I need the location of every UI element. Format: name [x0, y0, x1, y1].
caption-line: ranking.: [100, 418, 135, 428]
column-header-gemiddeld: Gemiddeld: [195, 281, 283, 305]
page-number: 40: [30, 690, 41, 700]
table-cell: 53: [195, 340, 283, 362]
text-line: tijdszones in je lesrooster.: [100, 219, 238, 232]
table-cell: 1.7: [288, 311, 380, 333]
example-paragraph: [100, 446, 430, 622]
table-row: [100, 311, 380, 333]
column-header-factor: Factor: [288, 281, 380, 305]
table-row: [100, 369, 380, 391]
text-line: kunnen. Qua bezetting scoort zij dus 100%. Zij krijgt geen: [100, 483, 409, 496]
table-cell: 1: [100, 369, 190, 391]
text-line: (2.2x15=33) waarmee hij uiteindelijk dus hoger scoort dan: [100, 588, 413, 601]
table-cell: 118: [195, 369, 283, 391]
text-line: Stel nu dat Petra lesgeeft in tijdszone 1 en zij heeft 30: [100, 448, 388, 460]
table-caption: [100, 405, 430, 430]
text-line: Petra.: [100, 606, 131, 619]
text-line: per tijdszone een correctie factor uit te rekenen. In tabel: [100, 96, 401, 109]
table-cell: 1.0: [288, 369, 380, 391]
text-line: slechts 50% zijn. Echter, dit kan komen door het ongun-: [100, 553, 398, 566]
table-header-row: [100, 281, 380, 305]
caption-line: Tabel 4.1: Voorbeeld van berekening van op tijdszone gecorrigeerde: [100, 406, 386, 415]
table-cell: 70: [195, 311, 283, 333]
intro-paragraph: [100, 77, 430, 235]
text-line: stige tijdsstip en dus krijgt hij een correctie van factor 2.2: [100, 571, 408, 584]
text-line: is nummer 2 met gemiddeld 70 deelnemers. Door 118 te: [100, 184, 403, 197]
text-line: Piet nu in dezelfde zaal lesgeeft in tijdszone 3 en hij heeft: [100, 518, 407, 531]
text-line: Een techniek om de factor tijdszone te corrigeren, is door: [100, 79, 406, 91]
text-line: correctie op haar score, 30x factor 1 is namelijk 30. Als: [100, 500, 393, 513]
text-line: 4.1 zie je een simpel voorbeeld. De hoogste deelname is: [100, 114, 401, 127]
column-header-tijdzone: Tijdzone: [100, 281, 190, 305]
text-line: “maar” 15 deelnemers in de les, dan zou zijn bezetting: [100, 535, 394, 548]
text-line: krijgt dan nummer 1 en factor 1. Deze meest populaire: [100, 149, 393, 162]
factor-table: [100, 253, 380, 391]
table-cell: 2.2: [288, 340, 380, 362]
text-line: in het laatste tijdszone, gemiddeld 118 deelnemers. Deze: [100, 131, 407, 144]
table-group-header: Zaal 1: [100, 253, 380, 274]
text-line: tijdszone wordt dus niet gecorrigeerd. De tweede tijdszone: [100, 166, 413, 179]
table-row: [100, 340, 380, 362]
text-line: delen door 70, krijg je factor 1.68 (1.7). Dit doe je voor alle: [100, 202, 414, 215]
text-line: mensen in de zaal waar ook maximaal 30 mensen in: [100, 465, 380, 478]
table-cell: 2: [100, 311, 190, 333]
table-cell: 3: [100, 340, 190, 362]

================================

THE PROBLEM — Convert every line of the records above into a Markdown table with two columns, No. and Line, numbering the rows in order and leaving out blank lines.

FINAL RESULT —
| No. | Line |
|---|---|
| 1 | I need the location of every UI element. Format: name [x0, y0, x1, y1]. |
| 2 | caption-line: ranking.: [100, 418, 135, 428] |
| 3 | column-header-gemiddeld: Gemiddeld: [195, 281, 283, 305] |
| 4 | page-number: 40: [30, 690, 41, 700] |
| 5 | table-cell: 53: [195, 340, 283, 362] |
| 6 | text-line: tijdszones in je lesrooster.: [100, 219, 238, 232] |
| 7 | table-cell: 1.7: [288, 311, 380, 333] |
| 8 | example-paragraph: [100, 446, 430, 622] |
| 9 | table-row: [100, 311, 380, 333] |
| 10 | column-header-factor: Factor: [288, 281, 380, 305] |
| 11 | table-row: [100, 369, 380, 391] |
| 12 | text-line: kunnen. Qua bezetting scoort zij dus 100%. Zij krijgt geen: [100, 483, 409, 496] |
| 13 | table-cell: 1: [100, 369, 190, 391] |
| 14 | text-line: (2.2x15=33) waarmee hij uiteindelijk dus hoger scoort dan: [100, 588, 413, 601] |
| 15 | table-cell: 118: [195, 369, 283, 391] |
| 16 | text-line: Stel nu dat Petra lesgeeft in tijdszone 1 en zij heeft 30: [100, 448, 388, 460] |
| 17 | table-caption: [100, 405, 430, 430] |
| 18 | text-line: Petra.: [100, 606, 131, 619] |
| 19 | text-line: per tijdszone een correctie factor uit te rekenen. In tabel: [100, 96, 401, 109] |
| 20 | table-cell: 1.0: [288, 369, 380, 391] |
| 21 | text-line: slechts 50% zijn. Echter, dit kan komen door het ongun-: [100, 553, 398, 566] |
| 22 | table-header-row: [100, 281, 380, 305] |
| 23 | caption-line: Tabel 4.1: Voorbeeld van berekening van op tijdszone gecorrigeerde: [100, 406, 386, 415] |
| 24 | table-cell: 70: [195, 311, 283, 333] |
| 25 | intro-paragraph: [100, 77, 430, 235] |
| 26 | text-line: stige tijdsstip en dus krijgt hij een correctie van factor 2.2: [100, 571, 408, 584] |
| 27 | text-line: is nummer 2 met gemiddeld 70 deelnemers. Door 118 te: [100, 184, 403, 197] |
| 28 | text-line: Piet nu in dezelfde zaal lesgeeft in tijdszone 3 en hij heeft: [100, 518, 407, 531] |
| 29 | text-line: Een techniek om de factor tijdszone te corrigeren, is door: [100, 79, 406, 91] |
| 30 | text-line: correctie op haar score, 30x factor 1 is namelijk 30. Als: [100, 500, 393, 513] |
| 31 | text-line: 4.1 zie je een simpel voorbeeld. De hoogste deelname is: [100, 114, 401, 127] |
| 32 | column-header-tijdzone: Tijdzone: [100, 281, 190, 305] |
| 33 | text-line: “maar” 15 deelnemers in de les, dan zou zijn bezetting: [100, 535, 394, 548] |
| 34 | text-line: krijgt dan nummer 1 en factor 1. Deze meest populaire: [100, 149, 393, 162] |
| 35 | factor-table: [100, 253, 380, 391] |
| 36 | table-cell: 2.2: [288, 340, 380, 362] |
| 37 | text-line: in het laatste tijdszone, gemiddeld 118 deelnemers. Deze: [100, 131, 407, 144] |
| 38 | table-group-header: Zaal 1: [100, 253, 380, 274] |
| 39 | text-line: tijdszone wordt dus niet gecorrigeerd. De tweede tijdszone: [100, 166, 413, 179] |
| 40 | table-row: [100, 340, 380, 362] |
| 41 | text-line: delen door 70, krijg je factor 1.68 (1.7). Dit doe je voor alle: [100, 202, 414, 215] |
| 42 | text-line: mensen in de zaal waar ook maximaal 30 mensen in: [100, 465, 380, 478] |
| 43 | table-cell: 2: [100, 311, 190, 333] |
| 44 | table-cell: 3: [100, 340, 190, 362] |